# [Information shown]
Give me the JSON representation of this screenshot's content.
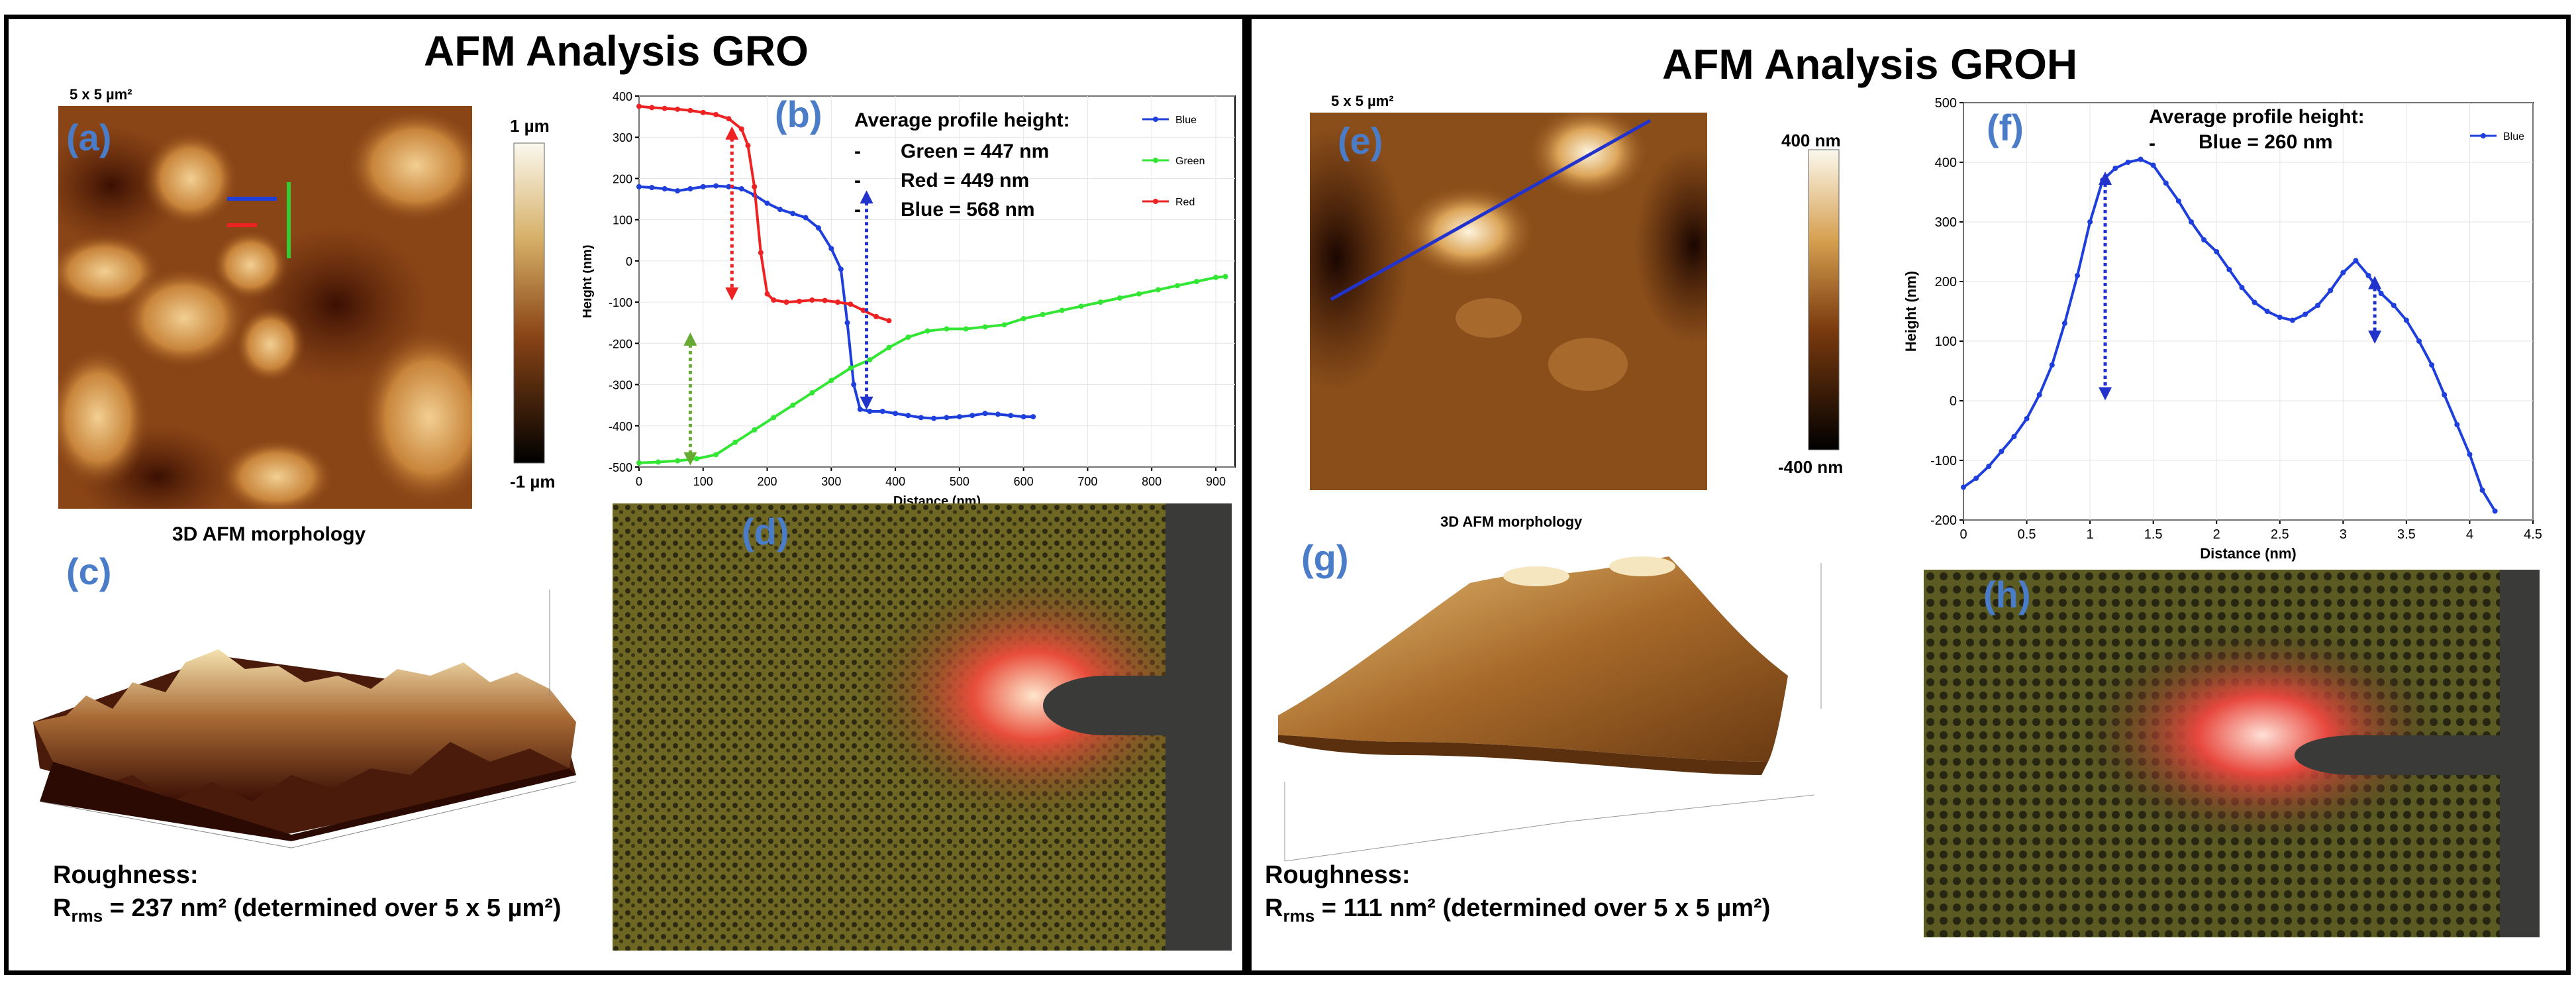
{
  "left": {
    "title": "AFM Analysis GRO",
    "scan_size": "5 x 5 µm²",
    "panel_labels": {
      "a": "(a)",
      "b": "(b)",
      "c": "(c)",
      "d": "(d)"
    },
    "colorbar": {
      "top": "1 µm",
      "bottom": "-1 µm"
    },
    "morph_title": "3D AFM morphology",
    "roughness_label": "Roughness:",
    "roughness_sym": "R",
    "roughness_sub": "rms",
    "roughness_value": " = 237 nm² (determined over 5 x 5 µm²)",
    "annotation": {
      "heading": "Average profile height:",
      "lines": [
        "Green = 447 nm",
        "Red = 449 nm",
        "Blue = 568 nm"
      ],
      "bullet": "-"
    }
  },
  "right": {
    "title": "AFM Analysis GROH",
    "scan_size": "5 x 5 µm²",
    "panel_labels": {
      "e": "(e)",
      "f": "(f)",
      "g": "(g)",
      "h": "(h)"
    },
    "colorbar": {
      "top": "400 nm",
      "bottom": "-400 nm"
    },
    "morph_title": "3D AFM morphology",
    "roughness_label": "Roughness:",
    "roughness_sym": "R",
    "roughness_sub": "rms",
    "roughness_value": " = 111 nm² (determined over 5 x 5 µm²)",
    "annotation": {
      "heading": "Average profile height:",
      "line": "Blue = 260 nm",
      "bullet": "-"
    }
  },
  "colors": {
    "blue": "#1f3fdc",
    "green": "#33e633",
    "red": "#ee2222",
    "label_blue": "#4a7cc8"
  },
  "chart_data": [
    {
      "id": "b",
      "type": "line",
      "xlabel": "Distance (nm)",
      "ylabel": "Height (nm)",
      "xlim": [
        0,
        930
      ],
      "ylim": [
        -500,
        400
      ],
      "xticks": [
        0,
        100,
        200,
        300,
        400,
        500,
        600,
        700,
        800,
        900
      ],
      "yticks": [
        -500,
        -400,
        -300,
        -200,
        -100,
        0,
        100,
        200,
        300,
        400
      ],
      "legend_position": "top-right",
      "series": [
        {
          "name": "Blue",
          "color": "#1f3fdc",
          "x": [
            0,
            20,
            40,
            60,
            80,
            100,
            120,
            140,
            160,
            180,
            200,
            220,
            240,
            260,
            280,
            300,
            315,
            325,
            335,
            345,
            360,
            380,
            400,
            420,
            440,
            460,
            480,
            500,
            520,
            540,
            560,
            580,
            600,
            615
          ],
          "y": [
            180,
            178,
            175,
            170,
            175,
            180,
            182,
            180,
            175,
            160,
            140,
            125,
            115,
            105,
            80,
            30,
            -20,
            -150,
            -300,
            -360,
            -365,
            -365,
            -370,
            -375,
            -380,
            -382,
            -380,
            -378,
            -375,
            -370,
            -372,
            -375,
            -378,
            -378
          ]
        },
        {
          "name": "Green",
          "color": "#33e633",
          "x": [
            0,
            30,
            60,
            90,
            120,
            150,
            180,
            210,
            240,
            270,
            300,
            330,
            360,
            390,
            420,
            450,
            480,
            510,
            540,
            570,
            600,
            630,
            660,
            690,
            720,
            750,
            780,
            810,
            840,
            870,
            900,
            915
          ],
          "y": [
            -490,
            -488,
            -485,
            -480,
            -470,
            -440,
            -410,
            -380,
            -350,
            -320,
            -290,
            -260,
            -240,
            -210,
            -185,
            -170,
            -165,
            -165,
            -160,
            -155,
            -140,
            -130,
            -120,
            -110,
            -100,
            -90,
            -80,
            -70,
            -60,
            -50,
            -40,
            -38
          ]
        },
        {
          "name": "Red",
          "color": "#ee2222",
          "x": [
            0,
            20,
            40,
            60,
            80,
            100,
            120,
            140,
            160,
            170,
            180,
            190,
            200,
            210,
            230,
            250,
            270,
            290,
            310,
            330,
            350,
            370,
            390
          ],
          "y": [
            375,
            372,
            370,
            368,
            365,
            360,
            355,
            345,
            320,
            280,
            180,
            20,
            -80,
            -95,
            -100,
            -98,
            -95,
            -96,
            -100,
            -105,
            -120,
            -135,
            -145
          ]
        }
      ]
    },
    {
      "id": "f",
      "type": "line",
      "xlabel": "Distance (nm)",
      "ylabel": "Height (nm)",
      "xlim": [
        0,
        4.5
      ],
      "ylim": [
        -200,
        500
      ],
      "xticks": [
        0,
        0.5,
        1,
        1.5,
        2,
        2.5,
        3,
        3.5,
        4,
        4.5
      ],
      "yticks": [
        -200,
        -100,
        0,
        100,
        200,
        300,
        400,
        500
      ],
      "legend_position": "top-right",
      "series": [
        {
          "name": "Blue",
          "color": "#1f3fdc",
          "x": [
            0,
            0.1,
            0.2,
            0.3,
            0.4,
            0.5,
            0.6,
            0.7,
            0.8,
            0.9,
            1.0,
            1.1,
            1.2,
            1.3,
            1.4,
            1.5,
            1.6,
            1.7,
            1.8,
            1.9,
            2.0,
            2.1,
            2.2,
            2.3,
            2.4,
            2.5,
            2.6,
            2.7,
            2.8,
            2.9,
            3.0,
            3.1,
            3.2,
            3.3,
            3.4,
            3.5,
            3.6,
            3.7,
            3.8,
            3.9,
            4.0,
            4.1,
            4.2
          ],
          "y": [
            -145,
            -130,
            -110,
            -85,
            -60,
            -30,
            10,
            60,
            130,
            210,
            300,
            370,
            390,
            400,
            405,
            395,
            365,
            335,
            300,
            270,
            250,
            220,
            190,
            165,
            150,
            140,
            135,
            145,
            160,
            185,
            215,
            235,
            210,
            180,
            160,
            135,
            100,
            60,
            10,
            -40,
            -90,
            -150,
            -185
          ]
        }
      ]
    }
  ]
}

# [Task instructions]
Output all of the data exactly as it stands, minus any images.

# [Final answer]
Give me the JSON representation of this screenshot's content.
{
  "left": {
    "title": "AFM Analysis GRO",
    "scan_size": "5 x 5 µm²",
    "panel_labels": {
      "a": "(a)",
      "b": "(b)",
      "c": "(c)",
      "d": "(d)"
    },
    "colorbar": {
      "top": "1 µm",
      "bottom": "-1 µm"
    },
    "morph_title": "3D AFM morphology",
    "roughness_label": "Roughness:",
    "roughness_sym": "R",
    "roughness_sub": "rms",
    "roughness_value": " = 237 nm² (determined over 5 x 5 µm²)",
    "annotation": {
      "heading": "Average profile height:",
      "lines": [
        "Green = 447 nm",
        "Red = 449 nm",
        "Blue = 568 nm"
      ],
      "bullet": "-"
    }
  },
  "right": {
    "title": "AFM Analysis GROH",
    "scan_size": "5 x 5 µm²",
    "panel_labels": {
      "e": "(e)",
      "f": "(f)",
      "g": "(g)",
      "h": "(h)"
    },
    "colorbar": {
      "top": "400 nm",
      "bottom": "-400 nm"
    },
    "morph_title": "3D AFM morphology",
    "roughness_label": "Roughness:",
    "roughness_sym": "R",
    "roughness_sub": "rms",
    "roughness_value": " = 111 nm² (determined over 5 x 5 µm²)",
    "annotation": {
      "heading": "Average profile height:",
      "line": "Blue = 260 nm",
      "bullet": "-"
    }
  },
  "colors": {
    "blue": "#1f3fdc",
    "green": "#33e633",
    "red": "#ee2222",
    "label_blue": "#4a7cc8"
  },
  "chart_data": [
    {
      "id": "b",
      "type": "line",
      "xlabel": "Distance (nm)",
      "ylabel": "Height (nm)",
      "xlim": [
        0,
        930
      ],
      "ylim": [
        -500,
        400
      ],
      "xticks": [
        0,
        100,
        200,
        300,
        400,
        500,
        600,
        700,
        800,
        900
      ],
      "yticks": [
        -500,
        -400,
        -300,
        -200,
        -100,
        0,
        100,
        200,
        300,
        400
      ],
      "legend_position": "top-right",
      "series": [
        {
          "name": "Blue",
          "color": "#1f3fdc",
          "x": [
            0,
            20,
            40,
            60,
            80,
            100,
            120,
            140,
            160,
            180,
            200,
            220,
            240,
            260,
            280,
            300,
            315,
            325,
            335,
            345,
            360,
            380,
            400,
            420,
            440,
            460,
            480,
            500,
            520,
            540,
            560,
            580,
            600,
            615
          ],
          "y": [
            180,
            178,
            175,
            170,
            175,
            180,
            182,
            180,
            175,
            160,
            140,
            125,
            115,
            105,
            80,
            30,
            -20,
            -150,
            -300,
            -360,
            -365,
            -365,
            -370,
            -375,
            -380,
            -382,
            -380,
            -378,
            -375,
            -370,
            -372,
            -375,
            -378,
            -378
          ]
        },
        {
          "name": "Green",
          "color": "#33e633",
          "x": [
            0,
            30,
            60,
            90,
            120,
            150,
            180,
            210,
            240,
            270,
            300,
            330,
            360,
            390,
            420,
            450,
            480,
            510,
            540,
            570,
            600,
            630,
            660,
            690,
            720,
            750,
            780,
            810,
            840,
            870,
            900,
            915
          ],
          "y": [
            -490,
            -488,
            -485,
            -480,
            -470,
            -440,
            -410,
            -380,
            -350,
            -320,
            -290,
            -260,
            -240,
            -210,
            -185,
            -170,
            -165,
            -165,
            -160,
            -155,
            -140,
            -130,
            -120,
            -110,
            -100,
            -90,
            -80,
            -70,
            -60,
            -50,
            -40,
            -38
          ]
        },
        {
          "name": "Red",
          "color": "#ee2222",
          "x": [
            0,
            20,
            40,
            60,
            80,
            100,
            120,
            140,
            160,
            170,
            180,
            190,
            200,
            210,
            230,
            250,
            270,
            290,
            310,
            330,
            350,
            370,
            390
          ],
          "y": [
            375,
            372,
            370,
            368,
            365,
            360,
            355,
            345,
            320,
            280,
            180,
            20,
            -80,
            -95,
            -100,
            -98,
            -95,
            -96,
            -100,
            -105,
            -120,
            -135,
            -145
          ]
        }
      ]
    },
    {
      "id": "f",
      "type": "line",
      "xlabel": "Distance (nm)",
      "ylabel": "Height (nm)",
      "xlim": [
        0,
        4.5
      ],
      "ylim": [
        -200,
        500
      ],
      "xticks": [
        0,
        0.5,
        1,
        1.5,
        2,
        2.5,
        3,
        3.5,
        4,
        4.5
      ],
      "yticks": [
        -200,
        -100,
        0,
        100,
        200,
        300,
        400,
        500
      ],
      "legend_position": "top-right",
      "series": [
        {
          "name": "Blue",
          "color": "#1f3fdc",
          "x": [
            0,
            0.1,
            0.2,
            0.3,
            0.4,
            0.5,
            0.6,
            0.7,
            0.8,
            0.9,
            1.0,
            1.1,
            1.2,
            1.3,
            1.4,
            1.5,
            1.6,
            1.7,
            1.8,
            1.9,
            2.0,
            2.1,
            2.2,
            2.3,
            2.4,
            2.5,
            2.6,
            2.7,
            2.8,
            2.9,
            3.0,
            3.1,
            3.2,
            3.3,
            3.4,
            3.5,
            3.6,
            3.7,
            3.8,
            3.9,
            4.0,
            4.1,
            4.2
          ],
          "y": [
            -145,
            -130,
            -110,
            -85,
            -60,
            -30,
            10,
            60,
            130,
            210,
            300,
            370,
            390,
            400,
            405,
            395,
            365,
            335,
            300,
            270,
            250,
            220,
            190,
            165,
            150,
            140,
            135,
            145,
            160,
            185,
            215,
            235,
            210,
            180,
            160,
            135,
            100,
            60,
            10,
            -40,
            -90,
            -150,
            -185
          ]
        }
      ]
    }
  ]
}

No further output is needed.